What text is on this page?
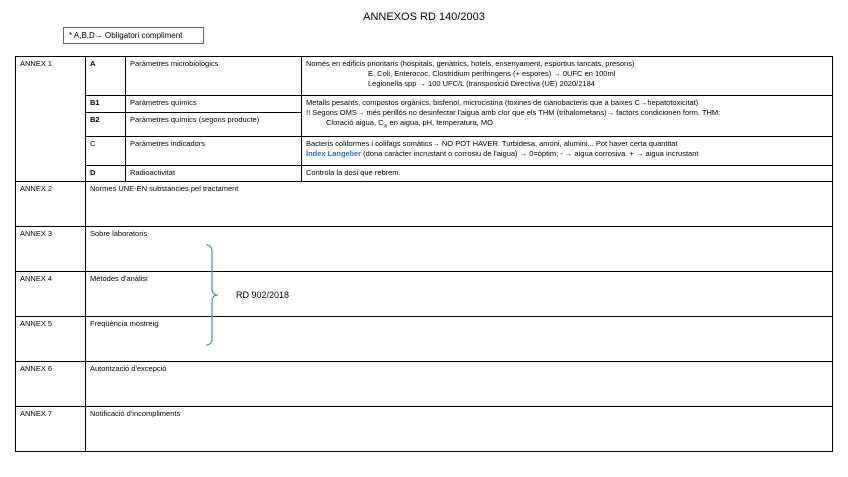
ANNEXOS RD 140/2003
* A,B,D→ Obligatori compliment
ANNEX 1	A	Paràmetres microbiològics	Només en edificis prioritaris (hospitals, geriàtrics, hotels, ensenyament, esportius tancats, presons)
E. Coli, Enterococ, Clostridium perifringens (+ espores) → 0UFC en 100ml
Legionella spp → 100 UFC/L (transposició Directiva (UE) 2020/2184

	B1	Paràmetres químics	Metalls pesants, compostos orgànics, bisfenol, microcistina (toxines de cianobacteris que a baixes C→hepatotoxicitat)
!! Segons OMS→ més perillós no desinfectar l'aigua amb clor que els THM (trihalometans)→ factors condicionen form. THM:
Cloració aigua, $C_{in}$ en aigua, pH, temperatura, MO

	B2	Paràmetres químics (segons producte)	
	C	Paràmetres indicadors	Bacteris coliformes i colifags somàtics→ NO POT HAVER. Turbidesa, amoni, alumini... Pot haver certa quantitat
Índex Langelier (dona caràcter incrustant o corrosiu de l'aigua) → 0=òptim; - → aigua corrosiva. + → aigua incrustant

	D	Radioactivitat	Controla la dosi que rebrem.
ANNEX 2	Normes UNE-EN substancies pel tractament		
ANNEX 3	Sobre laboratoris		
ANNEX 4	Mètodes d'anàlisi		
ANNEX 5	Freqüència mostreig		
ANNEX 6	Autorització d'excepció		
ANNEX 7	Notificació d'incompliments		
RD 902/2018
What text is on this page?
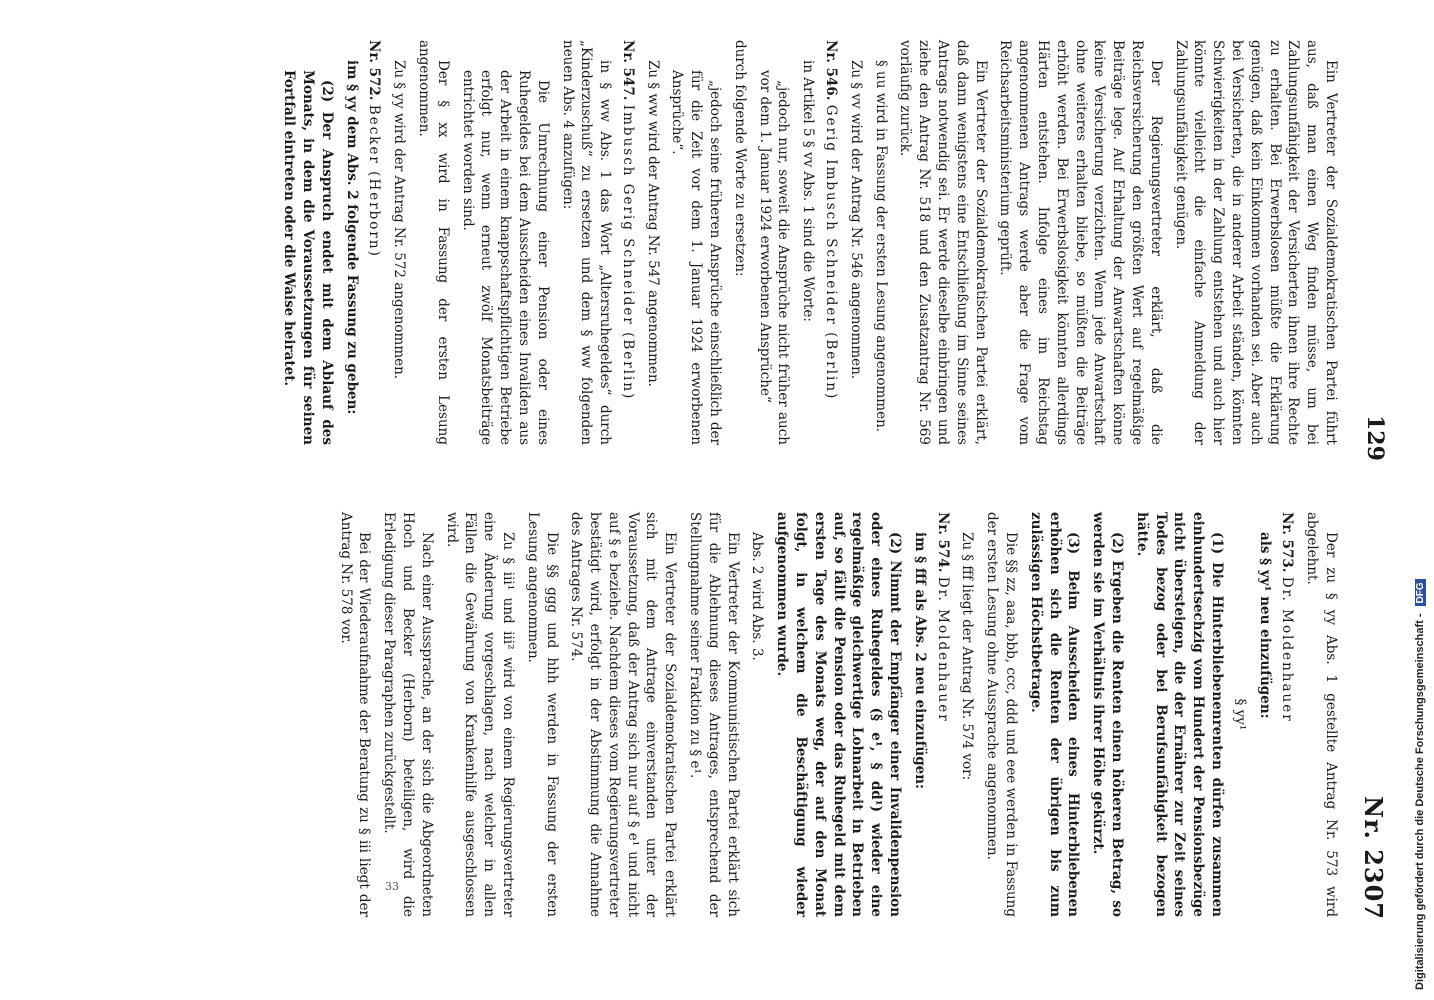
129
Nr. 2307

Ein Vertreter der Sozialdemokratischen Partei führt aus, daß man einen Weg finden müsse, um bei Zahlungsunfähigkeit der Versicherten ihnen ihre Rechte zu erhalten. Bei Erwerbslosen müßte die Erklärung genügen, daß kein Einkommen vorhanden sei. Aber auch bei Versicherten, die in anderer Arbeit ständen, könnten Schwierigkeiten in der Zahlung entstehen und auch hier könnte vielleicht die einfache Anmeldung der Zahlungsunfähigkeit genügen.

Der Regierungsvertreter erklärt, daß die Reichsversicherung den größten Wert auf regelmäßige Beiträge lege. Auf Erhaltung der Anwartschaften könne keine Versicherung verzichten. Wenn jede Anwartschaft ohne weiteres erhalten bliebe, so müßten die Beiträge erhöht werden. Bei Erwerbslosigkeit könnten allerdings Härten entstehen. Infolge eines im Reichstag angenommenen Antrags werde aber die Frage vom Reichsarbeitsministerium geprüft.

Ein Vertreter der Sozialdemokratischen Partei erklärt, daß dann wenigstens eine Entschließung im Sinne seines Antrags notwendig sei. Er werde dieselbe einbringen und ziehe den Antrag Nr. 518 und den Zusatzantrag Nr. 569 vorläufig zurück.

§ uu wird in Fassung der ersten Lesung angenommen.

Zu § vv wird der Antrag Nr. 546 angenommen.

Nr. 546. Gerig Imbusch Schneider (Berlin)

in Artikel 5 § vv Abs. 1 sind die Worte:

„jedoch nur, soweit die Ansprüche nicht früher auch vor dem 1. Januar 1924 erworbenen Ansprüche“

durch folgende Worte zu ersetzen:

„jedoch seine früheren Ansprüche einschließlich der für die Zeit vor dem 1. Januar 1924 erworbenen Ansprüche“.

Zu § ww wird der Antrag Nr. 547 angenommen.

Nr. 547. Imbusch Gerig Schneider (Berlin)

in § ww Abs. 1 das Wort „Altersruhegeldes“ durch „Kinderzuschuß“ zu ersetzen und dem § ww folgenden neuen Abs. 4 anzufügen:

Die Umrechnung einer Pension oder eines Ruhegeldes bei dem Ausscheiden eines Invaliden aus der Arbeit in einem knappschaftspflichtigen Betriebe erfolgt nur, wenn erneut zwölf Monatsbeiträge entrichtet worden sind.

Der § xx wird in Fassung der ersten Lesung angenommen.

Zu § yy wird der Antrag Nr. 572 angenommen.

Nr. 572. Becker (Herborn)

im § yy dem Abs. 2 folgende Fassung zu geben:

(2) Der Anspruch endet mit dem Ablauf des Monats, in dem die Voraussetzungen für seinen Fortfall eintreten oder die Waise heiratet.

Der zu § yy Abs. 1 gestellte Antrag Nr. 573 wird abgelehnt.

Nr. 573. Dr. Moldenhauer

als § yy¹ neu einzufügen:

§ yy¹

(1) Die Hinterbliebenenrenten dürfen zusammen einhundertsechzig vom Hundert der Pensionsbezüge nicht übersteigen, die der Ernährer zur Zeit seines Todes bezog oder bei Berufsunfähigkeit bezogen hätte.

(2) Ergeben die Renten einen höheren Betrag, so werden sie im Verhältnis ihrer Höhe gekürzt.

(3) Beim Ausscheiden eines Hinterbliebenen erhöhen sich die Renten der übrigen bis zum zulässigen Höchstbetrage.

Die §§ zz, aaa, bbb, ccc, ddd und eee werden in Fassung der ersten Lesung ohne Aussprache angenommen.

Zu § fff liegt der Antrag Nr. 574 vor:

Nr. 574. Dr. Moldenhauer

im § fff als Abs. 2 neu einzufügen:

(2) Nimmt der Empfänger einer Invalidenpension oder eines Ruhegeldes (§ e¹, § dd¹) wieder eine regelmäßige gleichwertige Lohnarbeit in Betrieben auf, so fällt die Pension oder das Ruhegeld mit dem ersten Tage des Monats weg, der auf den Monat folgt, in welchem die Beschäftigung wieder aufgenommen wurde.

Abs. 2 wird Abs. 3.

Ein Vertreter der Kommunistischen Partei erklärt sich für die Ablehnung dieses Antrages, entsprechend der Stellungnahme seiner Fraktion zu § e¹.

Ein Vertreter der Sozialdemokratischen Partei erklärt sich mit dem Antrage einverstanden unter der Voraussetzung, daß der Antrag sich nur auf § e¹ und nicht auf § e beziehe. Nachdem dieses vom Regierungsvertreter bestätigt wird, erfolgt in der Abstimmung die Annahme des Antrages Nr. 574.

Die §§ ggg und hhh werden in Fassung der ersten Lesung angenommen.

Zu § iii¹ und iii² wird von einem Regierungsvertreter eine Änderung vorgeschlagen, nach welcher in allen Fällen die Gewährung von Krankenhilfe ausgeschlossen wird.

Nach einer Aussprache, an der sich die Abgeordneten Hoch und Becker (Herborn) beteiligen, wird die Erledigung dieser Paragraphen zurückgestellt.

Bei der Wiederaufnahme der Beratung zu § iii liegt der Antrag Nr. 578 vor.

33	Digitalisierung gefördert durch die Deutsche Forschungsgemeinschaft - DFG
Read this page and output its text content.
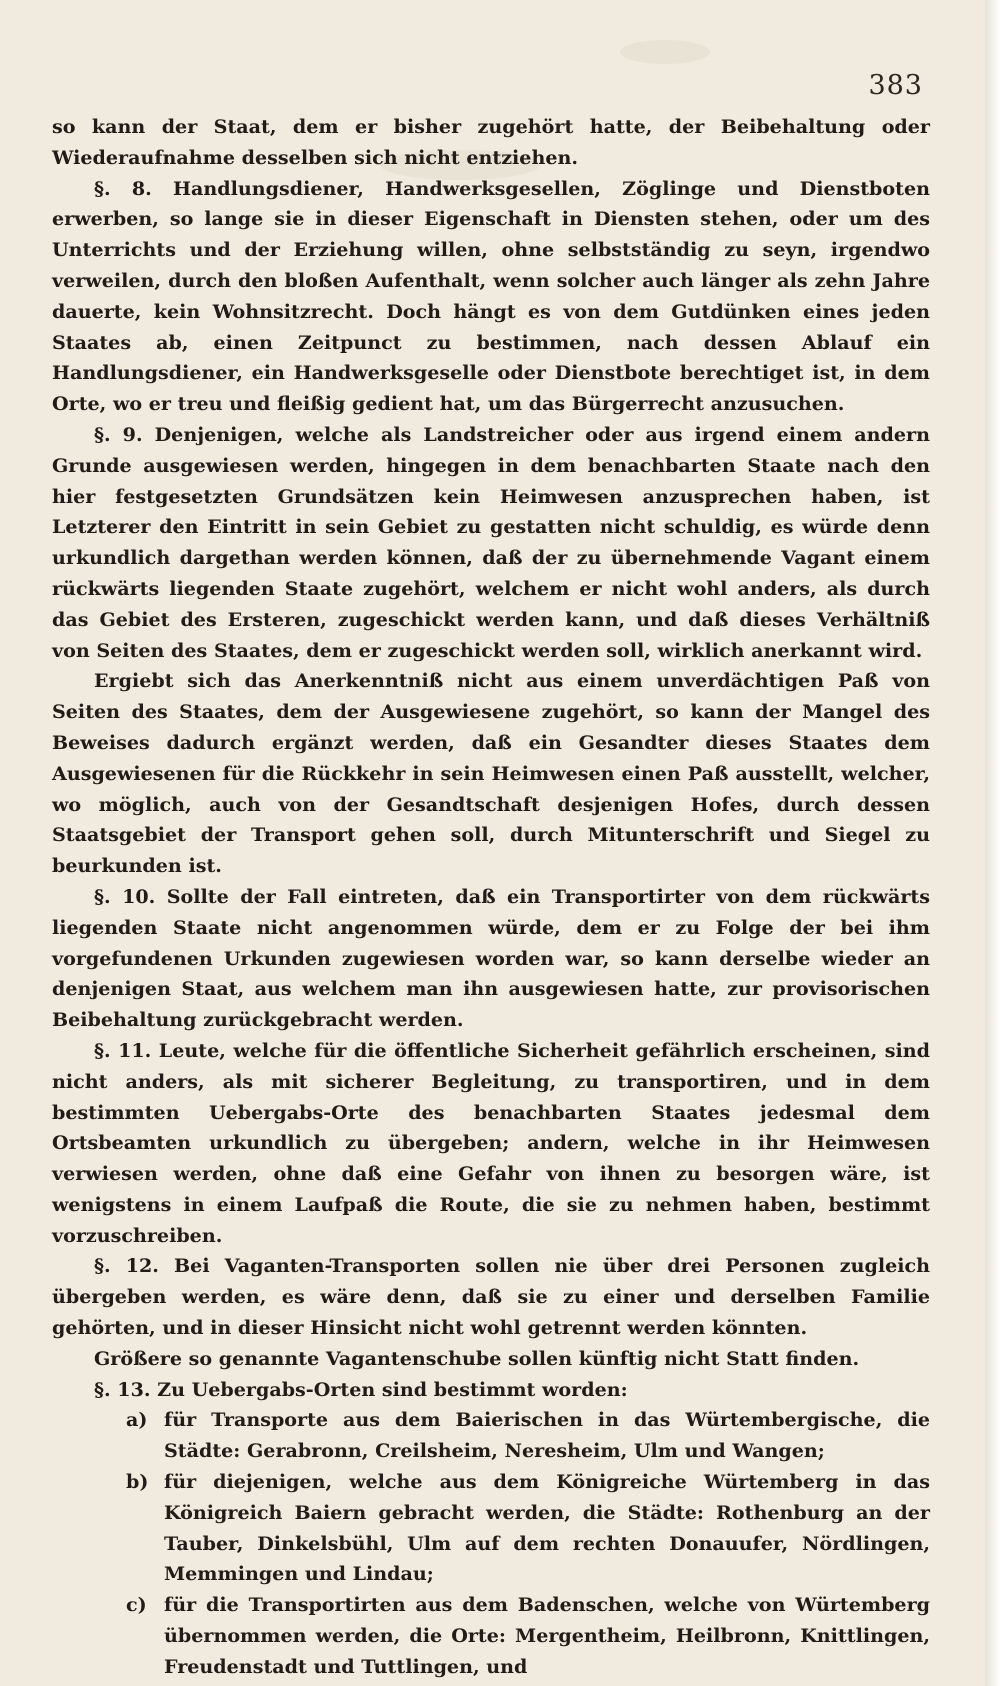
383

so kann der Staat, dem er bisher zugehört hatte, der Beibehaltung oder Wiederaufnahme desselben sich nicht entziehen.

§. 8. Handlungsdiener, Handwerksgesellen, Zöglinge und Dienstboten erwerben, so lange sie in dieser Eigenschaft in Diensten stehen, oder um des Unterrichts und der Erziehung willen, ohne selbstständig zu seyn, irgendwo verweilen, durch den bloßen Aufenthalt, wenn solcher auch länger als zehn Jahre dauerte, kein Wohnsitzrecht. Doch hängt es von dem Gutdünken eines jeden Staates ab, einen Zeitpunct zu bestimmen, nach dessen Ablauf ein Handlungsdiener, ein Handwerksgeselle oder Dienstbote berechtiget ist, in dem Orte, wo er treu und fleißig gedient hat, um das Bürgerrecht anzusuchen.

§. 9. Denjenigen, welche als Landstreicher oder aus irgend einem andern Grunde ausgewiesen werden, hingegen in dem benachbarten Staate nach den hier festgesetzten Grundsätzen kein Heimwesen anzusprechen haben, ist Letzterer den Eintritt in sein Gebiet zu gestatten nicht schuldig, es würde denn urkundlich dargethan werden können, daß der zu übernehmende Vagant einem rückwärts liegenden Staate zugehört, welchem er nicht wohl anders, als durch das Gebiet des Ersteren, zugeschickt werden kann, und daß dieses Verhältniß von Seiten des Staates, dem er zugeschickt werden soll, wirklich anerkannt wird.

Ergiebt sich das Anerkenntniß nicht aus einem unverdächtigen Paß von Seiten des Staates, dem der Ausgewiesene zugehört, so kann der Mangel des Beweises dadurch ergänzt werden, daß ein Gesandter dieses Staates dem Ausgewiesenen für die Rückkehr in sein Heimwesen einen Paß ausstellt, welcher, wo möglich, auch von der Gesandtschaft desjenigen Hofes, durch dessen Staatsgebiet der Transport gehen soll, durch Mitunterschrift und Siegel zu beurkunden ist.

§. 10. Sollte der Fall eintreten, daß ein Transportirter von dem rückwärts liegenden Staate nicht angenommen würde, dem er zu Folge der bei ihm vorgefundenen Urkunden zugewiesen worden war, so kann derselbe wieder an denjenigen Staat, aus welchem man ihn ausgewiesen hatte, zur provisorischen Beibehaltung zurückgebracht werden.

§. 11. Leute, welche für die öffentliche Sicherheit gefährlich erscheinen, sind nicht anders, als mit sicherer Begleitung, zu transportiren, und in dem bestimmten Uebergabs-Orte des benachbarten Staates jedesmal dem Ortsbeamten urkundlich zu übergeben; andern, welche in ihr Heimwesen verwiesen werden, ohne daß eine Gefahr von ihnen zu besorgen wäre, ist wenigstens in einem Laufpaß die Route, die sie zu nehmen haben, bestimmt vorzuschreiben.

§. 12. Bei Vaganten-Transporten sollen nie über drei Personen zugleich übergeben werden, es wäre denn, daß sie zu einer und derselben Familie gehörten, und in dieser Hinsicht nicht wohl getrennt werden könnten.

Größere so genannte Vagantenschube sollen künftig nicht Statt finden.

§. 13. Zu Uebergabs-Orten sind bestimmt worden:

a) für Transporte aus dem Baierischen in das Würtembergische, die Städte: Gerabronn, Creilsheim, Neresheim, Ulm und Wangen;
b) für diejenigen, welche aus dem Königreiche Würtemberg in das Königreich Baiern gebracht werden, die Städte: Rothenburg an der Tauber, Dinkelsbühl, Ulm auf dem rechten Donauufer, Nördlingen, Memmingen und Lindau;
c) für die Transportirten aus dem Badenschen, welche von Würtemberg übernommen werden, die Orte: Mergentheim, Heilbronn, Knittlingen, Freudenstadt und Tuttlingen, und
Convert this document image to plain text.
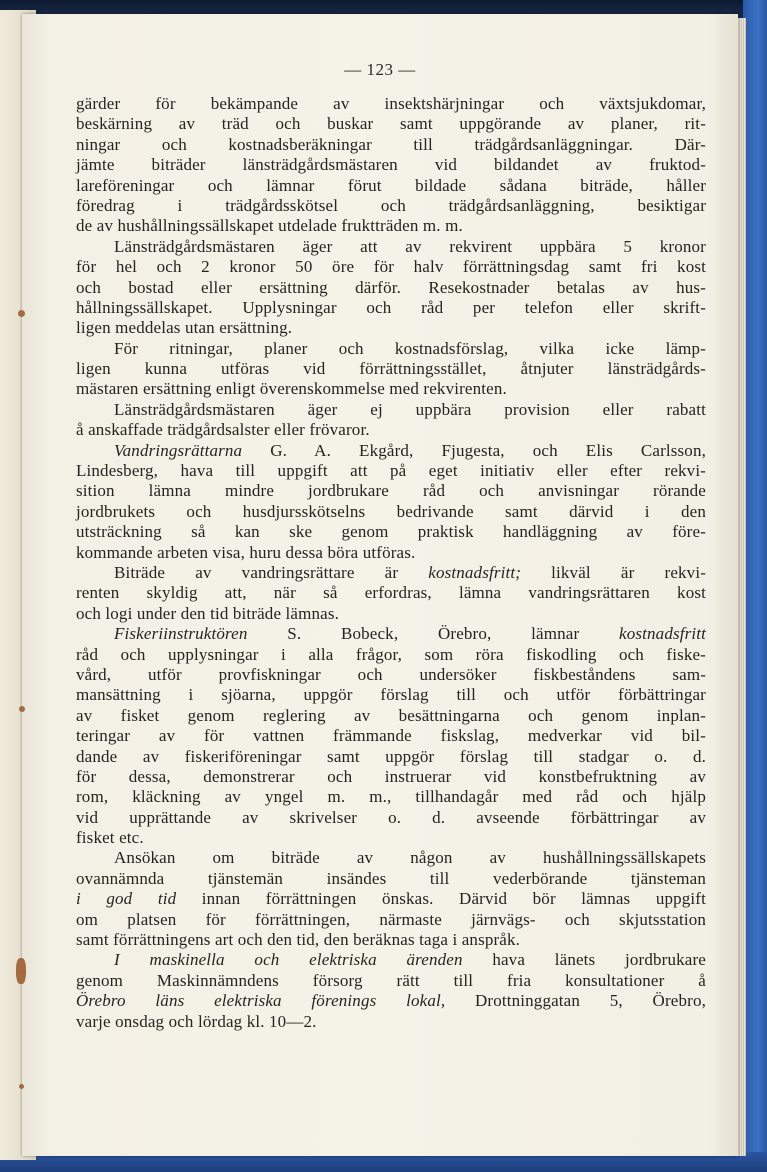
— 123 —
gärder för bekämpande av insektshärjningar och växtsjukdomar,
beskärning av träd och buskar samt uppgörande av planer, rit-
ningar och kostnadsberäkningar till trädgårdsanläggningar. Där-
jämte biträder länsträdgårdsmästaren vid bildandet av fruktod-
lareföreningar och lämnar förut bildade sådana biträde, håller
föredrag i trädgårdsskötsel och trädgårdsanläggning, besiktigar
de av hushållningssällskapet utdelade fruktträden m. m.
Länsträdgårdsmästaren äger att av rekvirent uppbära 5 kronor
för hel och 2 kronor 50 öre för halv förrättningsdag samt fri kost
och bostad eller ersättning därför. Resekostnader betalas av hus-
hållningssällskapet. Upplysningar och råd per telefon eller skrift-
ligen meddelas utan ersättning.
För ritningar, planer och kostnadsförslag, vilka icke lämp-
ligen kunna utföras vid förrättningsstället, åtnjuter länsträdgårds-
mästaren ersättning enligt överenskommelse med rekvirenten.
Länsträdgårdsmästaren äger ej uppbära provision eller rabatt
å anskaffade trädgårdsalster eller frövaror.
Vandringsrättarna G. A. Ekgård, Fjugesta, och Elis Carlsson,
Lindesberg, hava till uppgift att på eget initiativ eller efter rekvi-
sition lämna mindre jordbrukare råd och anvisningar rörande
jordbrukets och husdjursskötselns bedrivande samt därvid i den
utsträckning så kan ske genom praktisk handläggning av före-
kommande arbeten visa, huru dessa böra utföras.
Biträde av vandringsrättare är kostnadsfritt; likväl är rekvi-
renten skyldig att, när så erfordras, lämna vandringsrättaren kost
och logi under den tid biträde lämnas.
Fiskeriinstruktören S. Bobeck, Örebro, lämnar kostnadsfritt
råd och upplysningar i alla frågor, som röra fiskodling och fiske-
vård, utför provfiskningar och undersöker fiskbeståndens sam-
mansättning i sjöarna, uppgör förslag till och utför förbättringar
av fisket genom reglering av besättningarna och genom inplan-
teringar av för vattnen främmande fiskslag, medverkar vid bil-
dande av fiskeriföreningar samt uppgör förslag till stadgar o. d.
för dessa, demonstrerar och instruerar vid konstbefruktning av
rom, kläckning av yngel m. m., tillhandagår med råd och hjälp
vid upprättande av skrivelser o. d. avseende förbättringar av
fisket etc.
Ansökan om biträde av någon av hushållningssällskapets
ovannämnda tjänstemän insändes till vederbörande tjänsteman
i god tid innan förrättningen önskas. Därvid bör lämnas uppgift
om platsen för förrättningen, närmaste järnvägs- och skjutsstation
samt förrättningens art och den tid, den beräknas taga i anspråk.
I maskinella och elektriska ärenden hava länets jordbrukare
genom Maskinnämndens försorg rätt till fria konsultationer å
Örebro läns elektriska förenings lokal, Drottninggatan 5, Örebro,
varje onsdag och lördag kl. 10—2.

- WHAT TO PRODUCE: From the listing above, collect each line in which the string "lämnas" appears.

- YOUR SOLUTION:
och logi under den tid biträde lämnas.
i god tid innan förrättningen önskas. Därvid bör lämnas uppgift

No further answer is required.